Problem to work on:
Quote every line as written. Omit pictures.

***** The records

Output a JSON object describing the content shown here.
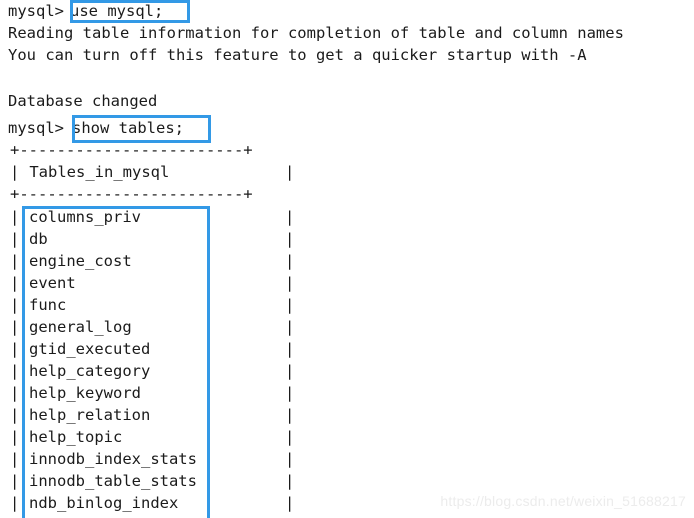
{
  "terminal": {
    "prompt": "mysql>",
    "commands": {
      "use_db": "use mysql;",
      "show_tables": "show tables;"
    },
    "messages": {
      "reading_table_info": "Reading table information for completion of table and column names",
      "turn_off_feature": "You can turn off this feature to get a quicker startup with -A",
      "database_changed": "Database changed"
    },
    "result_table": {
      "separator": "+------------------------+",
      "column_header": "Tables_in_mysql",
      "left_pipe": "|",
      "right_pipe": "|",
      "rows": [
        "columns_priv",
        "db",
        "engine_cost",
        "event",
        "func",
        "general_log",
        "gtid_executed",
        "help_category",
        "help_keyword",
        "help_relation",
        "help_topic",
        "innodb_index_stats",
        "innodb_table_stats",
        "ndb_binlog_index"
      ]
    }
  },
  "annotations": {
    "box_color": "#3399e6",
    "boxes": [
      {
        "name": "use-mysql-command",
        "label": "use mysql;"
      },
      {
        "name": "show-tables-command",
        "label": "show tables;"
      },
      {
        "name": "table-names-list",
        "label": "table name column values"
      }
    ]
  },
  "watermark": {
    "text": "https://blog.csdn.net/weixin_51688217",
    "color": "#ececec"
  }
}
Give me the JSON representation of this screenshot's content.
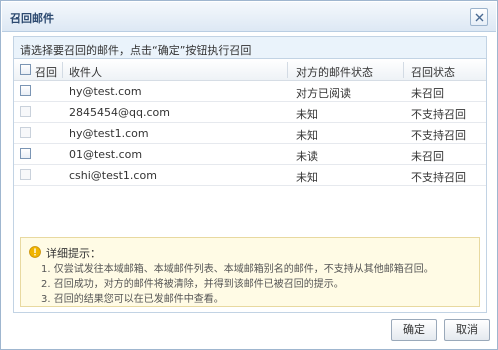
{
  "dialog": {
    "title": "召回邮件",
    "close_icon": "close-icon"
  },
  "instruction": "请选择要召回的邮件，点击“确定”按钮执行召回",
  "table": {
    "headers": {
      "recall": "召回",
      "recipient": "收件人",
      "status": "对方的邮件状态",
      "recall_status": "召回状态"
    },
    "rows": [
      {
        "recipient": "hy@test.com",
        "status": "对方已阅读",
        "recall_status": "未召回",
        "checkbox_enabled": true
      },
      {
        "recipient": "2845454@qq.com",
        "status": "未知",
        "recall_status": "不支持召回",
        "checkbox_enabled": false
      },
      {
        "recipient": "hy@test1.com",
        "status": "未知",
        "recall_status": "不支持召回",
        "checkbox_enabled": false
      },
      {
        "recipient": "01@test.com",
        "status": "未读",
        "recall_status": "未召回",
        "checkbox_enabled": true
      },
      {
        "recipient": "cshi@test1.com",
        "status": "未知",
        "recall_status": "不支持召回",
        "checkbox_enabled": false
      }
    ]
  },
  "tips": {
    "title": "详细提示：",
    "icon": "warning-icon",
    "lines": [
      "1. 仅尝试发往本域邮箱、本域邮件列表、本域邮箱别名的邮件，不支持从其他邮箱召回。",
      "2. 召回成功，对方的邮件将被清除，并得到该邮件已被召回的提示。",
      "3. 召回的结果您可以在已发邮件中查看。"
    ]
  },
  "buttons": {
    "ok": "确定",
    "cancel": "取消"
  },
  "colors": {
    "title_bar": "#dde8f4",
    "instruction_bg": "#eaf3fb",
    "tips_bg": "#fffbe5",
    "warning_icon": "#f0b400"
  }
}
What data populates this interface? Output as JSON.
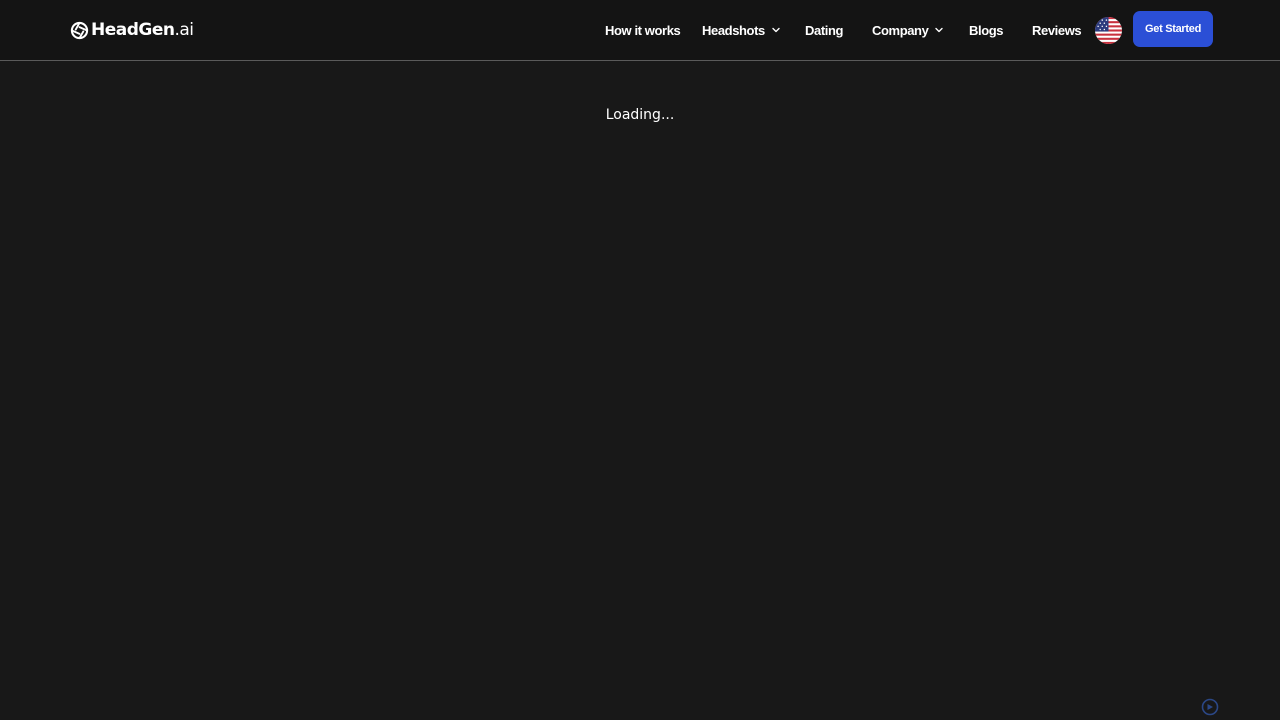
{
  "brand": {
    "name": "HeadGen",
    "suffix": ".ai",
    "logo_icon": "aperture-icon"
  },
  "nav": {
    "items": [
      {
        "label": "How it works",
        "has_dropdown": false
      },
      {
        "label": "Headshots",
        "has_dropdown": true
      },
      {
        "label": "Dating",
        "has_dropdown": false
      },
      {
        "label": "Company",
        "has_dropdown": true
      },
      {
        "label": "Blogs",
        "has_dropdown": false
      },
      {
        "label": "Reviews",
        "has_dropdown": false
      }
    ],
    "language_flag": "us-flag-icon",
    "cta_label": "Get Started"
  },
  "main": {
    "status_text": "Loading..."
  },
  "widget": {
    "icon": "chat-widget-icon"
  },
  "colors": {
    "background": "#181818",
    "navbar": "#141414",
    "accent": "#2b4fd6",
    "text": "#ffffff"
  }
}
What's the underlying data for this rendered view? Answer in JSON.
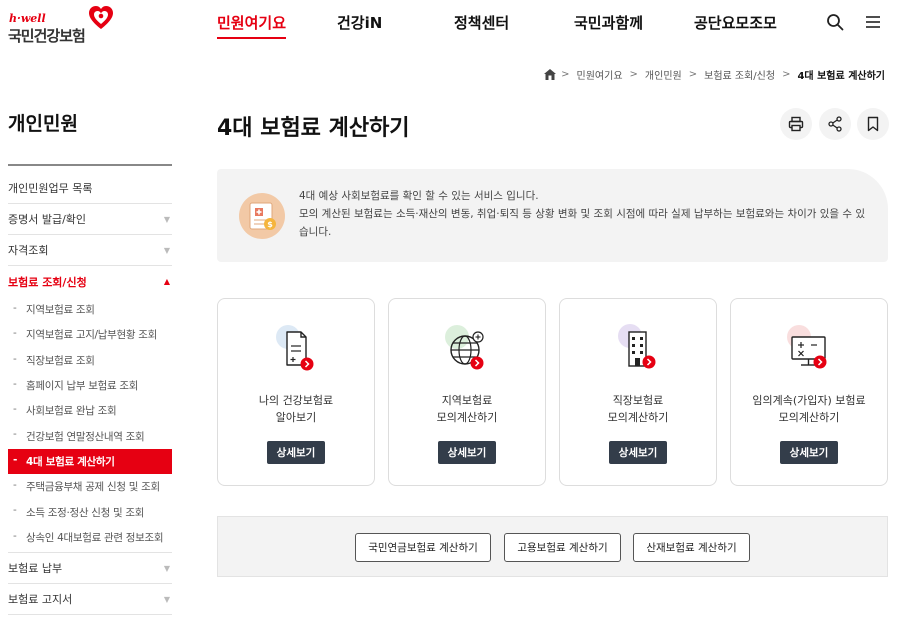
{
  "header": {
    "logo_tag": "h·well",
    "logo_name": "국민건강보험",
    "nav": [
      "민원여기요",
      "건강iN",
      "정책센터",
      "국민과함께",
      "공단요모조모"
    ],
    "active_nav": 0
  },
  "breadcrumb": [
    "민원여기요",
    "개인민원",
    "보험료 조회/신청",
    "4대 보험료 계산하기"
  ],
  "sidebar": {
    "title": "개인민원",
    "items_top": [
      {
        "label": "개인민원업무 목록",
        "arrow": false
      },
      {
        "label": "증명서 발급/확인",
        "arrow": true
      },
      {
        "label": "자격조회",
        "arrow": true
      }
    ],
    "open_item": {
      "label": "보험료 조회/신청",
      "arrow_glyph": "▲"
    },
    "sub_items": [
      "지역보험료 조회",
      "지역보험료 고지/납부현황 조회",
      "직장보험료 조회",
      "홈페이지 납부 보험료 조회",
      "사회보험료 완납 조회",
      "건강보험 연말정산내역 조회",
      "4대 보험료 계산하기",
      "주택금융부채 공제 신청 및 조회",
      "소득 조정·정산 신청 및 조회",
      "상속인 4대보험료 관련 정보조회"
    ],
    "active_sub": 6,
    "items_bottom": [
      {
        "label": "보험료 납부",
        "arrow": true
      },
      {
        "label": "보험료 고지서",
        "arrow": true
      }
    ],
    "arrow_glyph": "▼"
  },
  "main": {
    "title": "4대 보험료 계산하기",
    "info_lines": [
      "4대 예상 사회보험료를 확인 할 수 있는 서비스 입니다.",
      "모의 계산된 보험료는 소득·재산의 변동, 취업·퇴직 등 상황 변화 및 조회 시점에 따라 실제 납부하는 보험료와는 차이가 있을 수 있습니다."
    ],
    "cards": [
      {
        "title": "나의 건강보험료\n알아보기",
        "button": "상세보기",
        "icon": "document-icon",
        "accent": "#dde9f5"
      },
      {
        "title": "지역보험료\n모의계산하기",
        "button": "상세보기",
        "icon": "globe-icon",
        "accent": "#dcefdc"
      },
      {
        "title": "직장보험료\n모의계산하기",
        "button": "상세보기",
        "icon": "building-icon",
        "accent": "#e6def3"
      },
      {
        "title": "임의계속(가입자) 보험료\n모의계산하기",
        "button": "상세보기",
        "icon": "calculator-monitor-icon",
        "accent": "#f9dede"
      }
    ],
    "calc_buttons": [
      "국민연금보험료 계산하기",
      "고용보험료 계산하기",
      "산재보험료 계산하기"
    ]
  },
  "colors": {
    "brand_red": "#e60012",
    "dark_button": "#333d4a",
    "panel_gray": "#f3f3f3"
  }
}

**********

Task result:
Output a JSON object describing the content shown here.
{
  "terminal": {
    "prompt": "mysql>",
    "commands": {
      "use_db": "use mysql;",
      "show_tables": "show tables;"
    },
    "messages": {
      "reading_table_info": "Reading table information for completion of table and column names",
      "turn_off_feature": "You can turn off this feature to get a quicker startup with -A",
      "database_changed": "Database changed"
    },
    "result_table": {
      "separator": "+------------------------+",
      "column_header": "Tables_in_mysql",
      "left_pipe": "|",
      "right_pipe": "|",
      "rows": [
        "columns_priv",
        "db",
        "engine_cost",
        "event",
        "func",
        "general_log",
        "gtid_executed",
        "help_category",
        "help_keyword",
        "help_relation",
        "help_topic",
        "innodb_index_stats",
        "innodb_table_stats",
        "ndb_binlog_index"
      ]
    }
  },
  "annotations": {
    "box_color": "#3399e6",
    "boxes": [
      {
        "name": "use-mysql-command",
        "label": "use mysql;"
      },
      {
        "name": "show-tables-command",
        "label": "show tables;"
      },
      {
        "name": "table-names-list",
        "label": "table name column values"
      }
    ]
  },
  "watermark": {
    "text": "https://blog.csdn.net/weixin_51688217",
    "color": "#ececec"
  }
}
Give me the JSON representation of this screenshot's content.
{
  "dialog": {
    "title": "召回邮件",
    "close_icon": "close-icon"
  },
  "instruction": "请选择要召回的邮件，点击“确定”按钮执行召回",
  "table": {
    "headers": {
      "recall": "召回",
      "recipient": "收件人",
      "status": "对方的邮件状态",
      "recall_status": "召回状态"
    },
    "rows": [
      {
        "recipient": "hy@test.com",
        "status": "对方已阅读",
        "recall_status": "未召回",
        "checkbox_enabled": true
      },
      {
        "recipient": "2845454@qq.com",
        "status": "未知",
        "recall_status": "不支持召回",
        "checkbox_enabled": false
      },
      {
        "recipient": "hy@test1.com",
        "status": "未知",
        "recall_status": "不支持召回",
        "checkbox_enabled": false
      },
      {
        "recipient": "01@test.com",
        "status": "未读",
        "recall_status": "未召回",
        "checkbox_enabled": true
      },
      {
        "recipient": "cshi@test1.com",
        "status": "未知",
        "recall_status": "不支持召回",
        "checkbox_enabled": false
      }
    ]
  },
  "tips": {
    "title": "详细提示：",
    "icon": "warning-icon",
    "lines": [
      "1. 仅尝试发往本域邮箱、本域邮件列表、本域邮箱别名的邮件，不支持从其他邮箱召回。",
      "2. 召回成功，对方的邮件将被清除，并得到该邮件已被召回的提示。",
      "3. 召回的结果您可以在已发邮件中查看。"
    ]
  },
  "buttons": {
    "ok": "确定",
    "cancel": "取消"
  },
  "colors": {
    "title_bar": "#dde8f4",
    "instruction_bg": "#eaf3fb",
    "tips_bg": "#fffbe5",
    "warning_icon": "#f0b400"
  }
}
What data populates this interface? Output as JSON.
{
  "brand": {
    "name": "HeadGen",
    "suffix": ".ai",
    "logo_icon": "aperture-icon"
  },
  "nav": {
    "items": [
      {
        "label": "How it works",
        "has_dropdown": false
      },
      {
        "label": "Headshots",
        "has_dropdown": true
      },
      {
        "label": "Dating",
        "has_dropdown": false
      },
      {
        "label": "Company",
        "has_dropdown": true
      },
      {
        "label": "Blogs",
        "has_dropdown": false
      },
      {
        "label": "Reviews",
        "has_dropdown": false
      }
    ],
    "language_flag": "us-flag-icon",
    "cta_label": "Get Started"
  },
  "main": {
    "status_text": "Loading..."
  },
  "widget": {
    "icon": "chat-widget-icon"
  },
  "colors": {
    "background": "#181818",
    "navbar": "#141414",
    "accent": "#2b4fd6",
    "text": "#ffffff"
  }
}
What's the underlying data for this rendered view? Answer in JSON.
{
  "header": {
    "logo_tag": "h·well",
    "logo_name": "국민건강보험",
    "nav": [
      "민원여기요",
      "건강iN",
      "정책센터",
      "국민과함께",
      "공단요모조모"
    ],
    "active_nav": 0
  },
  "breadcrumb": [
    "민원여기요",
    "개인민원",
    "보험료 조회/신청",
    "4대 보험료 계산하기"
  ],
  "sidebar": {
    "title": "개인민원",
    "items_top": [
      {
        "label": "개인민원업무 목록",
        "arrow": false
      },
      {
        "label": "증명서 발급/확인",
        "arrow": true
      },
      {
        "label": "자격조회",
        "arrow": true
      }
    ],
    "open_item": {
      "label": "보험료 조회/신청",
      "arrow_glyph": "▲"
    },
    "sub_items": [
      "지역보험료 조회",
      "지역보험료 고지/납부현황 조회",
      "직장보험료 조회",
      "홈페이지 납부 보험료 조회",
      "사회보험료 완납 조회",
      "건강보험 연말정산내역 조회",
      "4대 보험료 계산하기",
      "주택금융부채 공제 신청 및 조회",
      "소득 조정·정산 신청 및 조회",
      "상속인 4대보험료 관련 정보조회"
    ],
    "active_sub": 6,
    "items_bottom": [
      {
        "label": "보험료 납부",
        "arrow": true
      },
      {
        "label": "보험료 고지서",
        "arrow": true
      }
    ],
    "arrow_glyph": "▼"
  },
  "main": {
    "title": "4대 보험료 계산하기",
    "info_lines": [
      "4대 예상 사회보험료를 확인 할 수 있는 서비스 입니다.",
      "모의 계산된 보험료는 소득·재산의 변동, 취업·퇴직 등 상황 변화 및 조회 시점에 따라 실제 납부하는 보험료와는 차이가 있을 수 있습니다."
    ],
    "cards": [
      {
        "title": "나의 건강보험료\n알아보기",
        "button": "상세보기",
        "icon": "document-icon",
        "accent": "#dde9f5"
      },
      {
        "title": "지역보험료\n모의계산하기",
        "button": "상세보기",
        "icon": "globe-icon",
        "accent": "#dcefdc"
      },
      {
        "title": "직장보험료\n모의계산하기",
        "button": "상세보기",
        "icon": "building-icon",
        "accent": "#e6def3"
      },
      {
        "title": "임의계속(가입자) 보험료\n모의계산하기",
        "button": "상세보기",
        "icon": "calculator-monitor-icon",
        "accent": "#f9dede"
      }
    ],
    "calc_buttons": [
      "국민연금보험료 계산하기",
      "고용보험료 계산하기",
      "산재보험료 계산하기"
    ]
  },
  "colors": {
    "brand_red": "#e60012",
    "dark_button": "#333d4a",
    "panel_gray": "#f3f3f3"
  }
}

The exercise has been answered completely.